GOAL OF THE EXERCISE:
Below is a listing; copy all of it exactly.

>> begin EXTRACTED DATA

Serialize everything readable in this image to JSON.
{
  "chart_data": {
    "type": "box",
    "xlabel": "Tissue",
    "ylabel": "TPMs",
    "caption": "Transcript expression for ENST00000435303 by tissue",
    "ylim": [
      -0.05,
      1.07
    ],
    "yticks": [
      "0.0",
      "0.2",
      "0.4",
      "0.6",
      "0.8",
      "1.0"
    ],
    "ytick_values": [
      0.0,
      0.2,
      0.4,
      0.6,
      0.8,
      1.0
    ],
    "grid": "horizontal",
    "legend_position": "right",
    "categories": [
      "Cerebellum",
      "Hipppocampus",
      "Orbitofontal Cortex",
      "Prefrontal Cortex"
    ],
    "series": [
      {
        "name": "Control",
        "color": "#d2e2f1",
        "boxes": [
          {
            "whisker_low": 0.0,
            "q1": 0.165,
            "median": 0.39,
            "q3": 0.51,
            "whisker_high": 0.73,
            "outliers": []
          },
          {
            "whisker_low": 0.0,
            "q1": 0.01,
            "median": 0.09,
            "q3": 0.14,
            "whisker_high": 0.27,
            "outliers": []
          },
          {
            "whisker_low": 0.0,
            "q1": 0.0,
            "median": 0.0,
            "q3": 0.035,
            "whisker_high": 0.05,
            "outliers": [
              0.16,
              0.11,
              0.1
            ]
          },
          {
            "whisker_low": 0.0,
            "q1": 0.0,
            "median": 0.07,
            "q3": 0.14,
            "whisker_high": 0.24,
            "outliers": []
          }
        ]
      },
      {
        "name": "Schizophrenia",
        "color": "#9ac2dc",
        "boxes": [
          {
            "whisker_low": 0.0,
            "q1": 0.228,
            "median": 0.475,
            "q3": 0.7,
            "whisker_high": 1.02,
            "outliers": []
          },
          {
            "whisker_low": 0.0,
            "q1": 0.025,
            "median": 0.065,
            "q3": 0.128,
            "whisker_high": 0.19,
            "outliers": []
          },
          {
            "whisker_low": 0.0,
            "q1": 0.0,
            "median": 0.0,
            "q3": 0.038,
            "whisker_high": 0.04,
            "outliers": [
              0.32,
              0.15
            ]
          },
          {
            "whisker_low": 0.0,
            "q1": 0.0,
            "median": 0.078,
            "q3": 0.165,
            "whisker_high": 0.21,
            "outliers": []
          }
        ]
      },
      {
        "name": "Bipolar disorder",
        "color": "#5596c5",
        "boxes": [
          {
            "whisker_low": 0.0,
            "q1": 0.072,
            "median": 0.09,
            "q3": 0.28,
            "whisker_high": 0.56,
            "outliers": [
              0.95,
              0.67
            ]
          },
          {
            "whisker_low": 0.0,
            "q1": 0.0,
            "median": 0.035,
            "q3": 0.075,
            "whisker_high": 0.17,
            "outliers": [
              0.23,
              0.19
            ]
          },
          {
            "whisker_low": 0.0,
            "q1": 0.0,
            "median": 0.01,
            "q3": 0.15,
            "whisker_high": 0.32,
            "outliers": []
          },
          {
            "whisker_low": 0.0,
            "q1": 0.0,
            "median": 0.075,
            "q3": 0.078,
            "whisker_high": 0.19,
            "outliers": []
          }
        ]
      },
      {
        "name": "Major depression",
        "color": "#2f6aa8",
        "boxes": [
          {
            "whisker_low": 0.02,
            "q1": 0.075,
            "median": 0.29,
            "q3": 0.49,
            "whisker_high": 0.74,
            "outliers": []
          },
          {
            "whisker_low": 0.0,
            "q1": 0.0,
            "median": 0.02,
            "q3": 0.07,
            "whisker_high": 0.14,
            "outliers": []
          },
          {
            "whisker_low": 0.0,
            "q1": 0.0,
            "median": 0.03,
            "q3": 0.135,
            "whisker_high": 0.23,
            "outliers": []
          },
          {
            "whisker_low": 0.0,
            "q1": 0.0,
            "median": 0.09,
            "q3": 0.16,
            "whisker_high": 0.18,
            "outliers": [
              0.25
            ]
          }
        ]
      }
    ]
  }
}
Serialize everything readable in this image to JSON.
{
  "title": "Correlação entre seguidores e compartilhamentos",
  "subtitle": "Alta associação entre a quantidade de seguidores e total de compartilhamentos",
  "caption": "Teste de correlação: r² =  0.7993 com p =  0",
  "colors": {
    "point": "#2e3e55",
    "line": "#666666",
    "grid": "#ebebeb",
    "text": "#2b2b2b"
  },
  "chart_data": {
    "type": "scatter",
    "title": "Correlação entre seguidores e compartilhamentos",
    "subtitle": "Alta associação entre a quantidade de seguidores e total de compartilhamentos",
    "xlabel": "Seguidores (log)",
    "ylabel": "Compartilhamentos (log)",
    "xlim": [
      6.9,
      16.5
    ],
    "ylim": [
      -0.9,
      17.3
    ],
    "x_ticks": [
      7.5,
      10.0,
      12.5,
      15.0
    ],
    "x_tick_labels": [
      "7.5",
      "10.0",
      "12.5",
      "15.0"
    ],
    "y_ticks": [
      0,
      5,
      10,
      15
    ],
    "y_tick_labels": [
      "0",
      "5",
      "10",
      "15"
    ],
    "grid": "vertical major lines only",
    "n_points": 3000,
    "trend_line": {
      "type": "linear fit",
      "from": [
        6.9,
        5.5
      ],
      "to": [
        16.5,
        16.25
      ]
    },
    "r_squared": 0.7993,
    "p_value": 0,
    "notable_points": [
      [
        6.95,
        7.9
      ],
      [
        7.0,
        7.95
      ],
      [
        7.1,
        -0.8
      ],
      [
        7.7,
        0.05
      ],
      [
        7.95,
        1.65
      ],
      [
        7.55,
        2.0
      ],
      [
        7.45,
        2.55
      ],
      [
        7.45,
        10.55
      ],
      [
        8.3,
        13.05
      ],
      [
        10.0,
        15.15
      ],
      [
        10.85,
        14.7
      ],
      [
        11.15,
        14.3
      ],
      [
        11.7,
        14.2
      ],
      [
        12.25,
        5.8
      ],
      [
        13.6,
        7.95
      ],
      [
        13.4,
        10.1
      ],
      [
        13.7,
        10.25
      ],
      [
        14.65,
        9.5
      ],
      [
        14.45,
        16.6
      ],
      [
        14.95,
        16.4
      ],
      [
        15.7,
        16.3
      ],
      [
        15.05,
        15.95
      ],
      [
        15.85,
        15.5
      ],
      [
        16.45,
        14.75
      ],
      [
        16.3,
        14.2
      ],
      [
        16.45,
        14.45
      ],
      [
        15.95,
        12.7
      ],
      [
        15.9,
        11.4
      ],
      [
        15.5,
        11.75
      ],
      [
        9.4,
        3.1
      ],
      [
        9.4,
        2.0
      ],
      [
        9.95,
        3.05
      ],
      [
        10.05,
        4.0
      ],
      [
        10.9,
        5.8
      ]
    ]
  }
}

>> end EXTRACTED DATA

RESPONSE:
Serialize everything readable in this image to JSON.
{
  "chart_data": {
    "type": "box",
    "xlabel": "Tissue",
    "ylabel": "TPMs",
    "caption": "Transcript expression for ENST00000435303 by tissue",
    "ylim": [
      -0.05,
      1.07
    ],
    "yticks": [
      "0.0",
      "0.2",
      "0.4",
      "0.6",
      "0.8",
      "1.0"
    ],
    "ytick_values": [
      0.0,
      0.2,
      0.4,
      0.6,
      0.8,
      1.0
    ],
    "grid": "horizontal",
    "legend_position": "right",
    "categories": [
      "Cerebellum",
      "Hipppocampus",
      "Orbitofontal Cortex",
      "Prefrontal Cortex"
    ],
    "series": [
      {
        "name": "Control",
        "color": "#d2e2f1",
        "boxes": [
          {
            "whisker_low": 0.0,
            "q1": 0.165,
            "median": 0.39,
            "q3": 0.51,
            "whisker_high": 0.73,
            "outliers": []
          },
          {
            "whisker_low": 0.0,
            "q1": 0.01,
            "median": 0.09,
            "q3": 0.14,
            "whisker_high": 0.27,
            "outliers": []
          },
          {
            "whisker_low": 0.0,
            "q1": 0.0,
            "median": 0.0,
            "q3": 0.035,
            "whisker_high": 0.05,
            "outliers": [
              0.16,
              0.11,
              0.1
            ]
          },
          {
            "whisker_low": 0.0,
            "q1": 0.0,
            "median": 0.07,
            "q3": 0.14,
            "whisker_high": 0.24,
            "outliers": []
          }
        ]
      },
      {
        "name": "Schizophrenia",
        "color": "#9ac2dc",
        "boxes": [
          {
            "whisker_low": 0.0,
            "q1": 0.228,
            "median": 0.475,
            "q3": 0.7,
            "whisker_high": 1.02,
            "outliers": []
          },
          {
            "whisker_low": 0.0,
            "q1": 0.025,
            "median": 0.065,
            "q3": 0.128,
            "whisker_high": 0.19,
            "outliers": []
          },
          {
            "whisker_low": 0.0,
            "q1": 0.0,
            "median": 0.0,
            "q3": 0.038,
            "whisker_high": 0.04,
            "outliers": [
              0.32,
              0.15
            ]
          },
          {
            "whisker_low": 0.0,
            "q1": 0.0,
            "median": 0.078,
            "q3": 0.165,
            "whisker_high": 0.21,
            "outliers": []
          }
        ]
      },
      {
        "name": "Bipolar disorder",
        "color": "#5596c5",
        "boxes": [
          {
            "whisker_low": 0.0,
            "q1": 0.072,
            "median": 0.09,
            "q3": 0.28,
            "whisker_high": 0.56,
            "outliers": [
              0.95,
              0.67
            ]
          },
          {
            "whisker_low": 0.0,
            "q1": 0.0,
            "median": 0.035,
            "q3": 0.075,
            "whisker_high": 0.17,
            "outliers": [
              0.23,
              0.19
            ]
          },
          {
            "whisker_low": 0.0,
            "q1": 0.0,
            "median": 0.01,
            "q3": 0.15,
            "whisker_high": 0.32,
            "outliers": []
          },
          {
            "whisker_low": 0.0,
            "q1": 0.0,
            "median": 0.075,
            "q3": 0.078,
            "whisker_high": 0.19,
            "outliers": []
          }
        ]
      },
      {
        "name": "Major depression",
        "color": "#2f6aa8",
        "boxes": [
          {
            "whisker_low": 0.02,
            "q1": 0.075,
            "median": 0.29,
            "q3": 0.49,
            "whisker_high": 0.74,
            "outliers": []
          },
          {
            "whisker_low": 0.0,
            "q1": 0.0,
            "median": 0.02,
            "q3": 0.07,
            "whisker_high": 0.14,
            "outliers": []
          },
          {
            "whisker_low": 0.0,
            "q1": 0.0,
            "median": 0.03,
            "q3": 0.135,
            "whisker_high": 0.23,
            "outliers": []
          },
          {
            "whisker_low": 0.0,
            "q1": 0.0,
            "median": 0.09,
            "q3": 0.16,
            "whisker_high": 0.18,
            "outliers": [
              0.25
            ]
          }
        ]
      }
    ]
  }
}
Serialize everything readable in this image to JSON.
{
  "title": "Correlação entre seguidores e compartilhamentos",
  "subtitle": "Alta associação entre a quantidade de seguidores e total de compartilhamentos",
  "caption": "Teste de correlação: r² =  0.7993 com p =  0",
  "colors": {
    "point": "#2e3e55",
    "line": "#666666",
    "grid": "#ebebeb",
    "text": "#2b2b2b"
  },
  "chart_data": {
    "type": "scatter",
    "title": "Correlação entre seguidores e compartilhamentos",
    "subtitle": "Alta associação entre a quantidade de seguidores e total de compartilhamentos",
    "xlabel": "Seguidores (log)",
    "ylabel": "Compartilhamentos (log)",
    "xlim": [
      6.9,
      16.5
    ],
    "ylim": [
      -0.9,
      17.3
    ],
    "x_ticks": [
      7.5,
      10.0,
      12.5,
      15.0
    ],
    "x_tick_labels": [
      "7.5",
      "10.0",
      "12.5",
      "15.0"
    ],
    "y_ticks": [
      0,
      5,
      10,
      15
    ],
    "y_tick_labels": [
      "0",
      "5",
      "10",
      "15"
    ],
    "grid": "vertical major lines only",
    "n_points": 3000,
    "trend_line": {
      "type": "linear fit",
      "from": [
        6.9,
        5.5
      ],
      "to": [
        16.5,
        16.25
      ]
    },
    "r_squared": 0.7993,
    "p_value": 0,
    "notable_points": [
      [
        6.95,
        7.9
      ],
      [
        7.0,
        7.95
      ],
      [
        7.1,
        -0.8
      ],
      [
        7.7,
        0.05
      ],
      [
        7.95,
        1.65
      ],
      [
        7.55,
        2.0
      ],
      [
        7.45,
        2.55
      ],
      [
        7.45,
        10.55
      ],
      [
        8.3,
        13.05
      ],
      [
        10.0,
        15.15
      ],
      [
        10.85,
        14.7
      ],
      [
        11.15,
        14.3
      ],
      [
        11.7,
        14.2
      ],
      [
        12.25,
        5.8
      ],
      [
        13.6,
        7.95
      ],
      [
        13.4,
        10.1
      ],
      [
        13.7,
        10.25
      ],
      [
        14.65,
        9.5
      ],
      [
        14.45,
        16.6
      ],
      [
        14.95,
        16.4
      ],
      [
        15.7,
        16.3
      ],
      [
        15.05,
        15.95
      ],
      [
        15.85,
        15.5
      ],
      [
        16.45,
        14.75
      ],
      [
        16.3,
        14.2
      ],
      [
        16.45,
        14.45
      ],
      [
        15.95,
        12.7
      ],
      [
        15.9,
        11.4
      ],
      [
        15.5,
        11.75
      ],
      [
        9.4,
        3.1
      ],
      [
        9.4,
        2.0
      ],
      [
        9.95,
        3.05
      ],
      [
        10.05,
        4.0
      ],
      [
        10.9,
        5.8
      ]
    ]
  }
}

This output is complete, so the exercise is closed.